Исходный текст =
⟨
Перед сценой в специально отгороженном загончике гуляло около ста человек, которые смогли позволить себе купить дорогие билеты в эту зону. Основная масса, пританцовывая, слушала исполнителей. А вдоль забора сидели, лежали и спали выпавшие в осадок. Ближе к центру загона лежал на спине панк с раскинутыми руками и ногами. Его трехглавый десятисантиметровый гребень свалился набок. Черные рваные джинсы были испачканы какой то дрянью. Лицо вымазано белой краской. Пританцовывающие вокруг панка старались на него не наступать. Кому-то это удавалось. Две женщины-милиционера с отвращением смотрели на эту картину, но не вмешивались.
Остальные топтались, лежали, обнимались, пили пиво и подвывали исполнителям из зоны, расположенной в середине ипподрома. Судя по всему, там собрались истинные любители поп-рока. У многих в руках были флаги, по которым можно было изучать географию центральной части России.
Около 12.00 диджей объявил выступление группы "Ундервуд" и сообщил, что ее составе два врача — психиатр и анестезиолог. Врачи дружно исполнили песню, в припеве которой рифмовались слова "портвейн" и "ауфидерзейн". "А я портвейн ни разу не пил",— сказал лежащий на боку парнишка. "Много не потерял,— ответил приятель.— Он сладкий, и от него голова наутро болит. Я как-то выпил бутылку и всю выблевал".— "А что такое 'ауфидерзейн'?" — спросил первый. "Ты чо, придурок, в школу никогда не ходил? Это по-немецки значит 'привет'".— "Дурак. 'Привет' — это водка. Пиво будешь?" — "Дай глотнуть".
Между толпой и палаточным городком, занявшим треть площади ипподрома, на земле копошилась 50-метровая прослойка плотно лежащих друг к другу и одуревших от пива подростков. Пройти между ними было проблематично. Пространство, не занятое телами, было в несколько слоев усыпано пустыми пластиковыми двухлитровыми бутылками из-под пива.
⟩
Предоставленный материал =
⟨
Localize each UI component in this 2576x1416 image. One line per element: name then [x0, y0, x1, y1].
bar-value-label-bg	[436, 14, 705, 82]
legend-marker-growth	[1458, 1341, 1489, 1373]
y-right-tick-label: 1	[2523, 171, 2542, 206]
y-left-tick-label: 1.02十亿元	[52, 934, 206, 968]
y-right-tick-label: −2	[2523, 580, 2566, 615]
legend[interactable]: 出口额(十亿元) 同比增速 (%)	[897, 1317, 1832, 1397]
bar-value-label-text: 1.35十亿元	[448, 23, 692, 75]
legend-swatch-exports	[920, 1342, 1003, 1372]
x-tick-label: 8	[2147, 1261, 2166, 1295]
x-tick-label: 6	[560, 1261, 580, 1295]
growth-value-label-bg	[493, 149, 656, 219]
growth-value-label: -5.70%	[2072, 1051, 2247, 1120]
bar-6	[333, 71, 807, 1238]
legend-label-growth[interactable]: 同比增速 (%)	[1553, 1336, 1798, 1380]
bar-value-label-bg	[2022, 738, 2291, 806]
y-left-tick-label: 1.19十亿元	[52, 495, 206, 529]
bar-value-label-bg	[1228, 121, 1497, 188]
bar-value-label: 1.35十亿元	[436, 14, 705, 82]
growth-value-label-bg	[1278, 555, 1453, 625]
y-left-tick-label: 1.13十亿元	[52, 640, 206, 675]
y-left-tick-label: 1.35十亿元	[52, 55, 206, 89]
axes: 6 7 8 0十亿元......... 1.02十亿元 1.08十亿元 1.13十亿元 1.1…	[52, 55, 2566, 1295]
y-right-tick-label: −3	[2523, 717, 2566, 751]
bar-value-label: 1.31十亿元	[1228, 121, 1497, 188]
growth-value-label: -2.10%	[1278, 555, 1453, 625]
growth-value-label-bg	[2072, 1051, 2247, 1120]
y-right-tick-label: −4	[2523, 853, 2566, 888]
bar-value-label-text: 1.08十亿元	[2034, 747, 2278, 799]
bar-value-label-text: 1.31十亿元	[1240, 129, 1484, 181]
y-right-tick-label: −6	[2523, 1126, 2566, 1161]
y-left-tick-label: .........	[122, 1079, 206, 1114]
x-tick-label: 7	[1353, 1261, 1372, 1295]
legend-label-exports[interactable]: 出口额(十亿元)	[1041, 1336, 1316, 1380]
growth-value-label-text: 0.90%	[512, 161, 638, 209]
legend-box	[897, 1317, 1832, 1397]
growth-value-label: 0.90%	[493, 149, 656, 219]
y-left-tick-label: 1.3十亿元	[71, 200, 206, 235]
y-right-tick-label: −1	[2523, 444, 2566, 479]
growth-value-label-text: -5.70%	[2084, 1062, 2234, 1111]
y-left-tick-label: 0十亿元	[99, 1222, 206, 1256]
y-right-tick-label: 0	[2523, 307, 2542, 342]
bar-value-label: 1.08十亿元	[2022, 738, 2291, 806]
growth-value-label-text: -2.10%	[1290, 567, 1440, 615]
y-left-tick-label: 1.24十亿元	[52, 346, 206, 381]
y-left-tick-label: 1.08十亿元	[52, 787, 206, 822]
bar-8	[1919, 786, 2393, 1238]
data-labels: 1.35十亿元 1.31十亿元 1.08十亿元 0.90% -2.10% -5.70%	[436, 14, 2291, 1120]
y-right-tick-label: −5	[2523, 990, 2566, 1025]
⟩
Рабочее задание 1 = Процитируйте из текста о концерте на ипподроме отрывок от слов «Остальные топтались, лежали, обнимались, пили» до слов «центральной части России.» включительно.
Рабочее задание 2 = Продолжите текст о концерте на ипподроме, начав сразу после его последнего предложения.

Ответ на задание 1 =
Остальные топтались, лежали, обнимались, пили пиво и подвывали исполнителям из зоны, расположенной в середине ипподрома. Судя по всему, там собрались истинные любители поп-рока. У многих в руках были флаги, по которым можно было изучать географию центральной части России.

Ответ на задание 2 =
Затем следовала палаточная зона. По всему судя, те, кто палатки устанавливал, никогда этим делом не занимались. Слабо натянутые и от этого провисшие палатки от малейшего порыва ветра должны были просто улететь, а при дожде — утопить своих обитателей. Палатки были установлены впритык друг к другу. В них пили, спали, обнимались и целовались взасос, выясняли отношения. Правда, край не переступали — ждали наступления ночи. В воздухе стоял запах травки и не менее устойчивая завеса мата со связующими его редкими нетабуированными словами. Чемпионами в этом виде словесного спорта были девушки.
Молоденькие милиционеры в палаточный лагерь не заходили. Они сидели на внутренних обочинах бывшего когда-то знаменитым на всю страну бегового круга ипподрома, и их глаза медленно наливались свинцовой ненавистью к происходящему. Тем не менее одно место, которое их объединяло с толпой, в зоне было — бетонный забор, под который ходили облегчаться как жители палаток, так и стражи порядка. Причем некоторые барышни, не стесняясь, со смешками присаживались к справляющему малую нужду мужскому полу.
Спецназовцы в зеленых беретах охраняли от безбилетников заштопанные колючей проволокой проемы в двухметровом бетонном заборе, опоясывающем ипподром по всему периметру. Когда на их глазах какой-то мальчишка с 50-рублевым российским флагом в руках исхитрился перепрыгнуть через забор, он был моментально выдворен с суверенной территории зоны. Вначале за забор полетел флаг, за ним знаменосец.
Чуть в стороне два конных милиционера наблюдали, как какой-то обкуренный парень залез на березу и стал старательно откручивать толстую ветку. Символ есенинско-шукшинской России сдаваться не хотел. "Слушай,— закричал насильнику кто-то с земли,— она же сырая, гореть не будет!" — "А я ее под флаг приспособлю".
"Власти городов, откуда они к нам понаехали,— сказал один офицер милиции, по всему судя, из политработников,— должны нас, жителей Раменского, поблагодарить за то, что мы фактически на три дня освободили их от этих уродов".— "Это точно,— ответил сослуживец.— Такое их количество собрать в одном месте нужно уметь".
К этому времени на ипподроме собралось около 100 тысяч любителей музыки.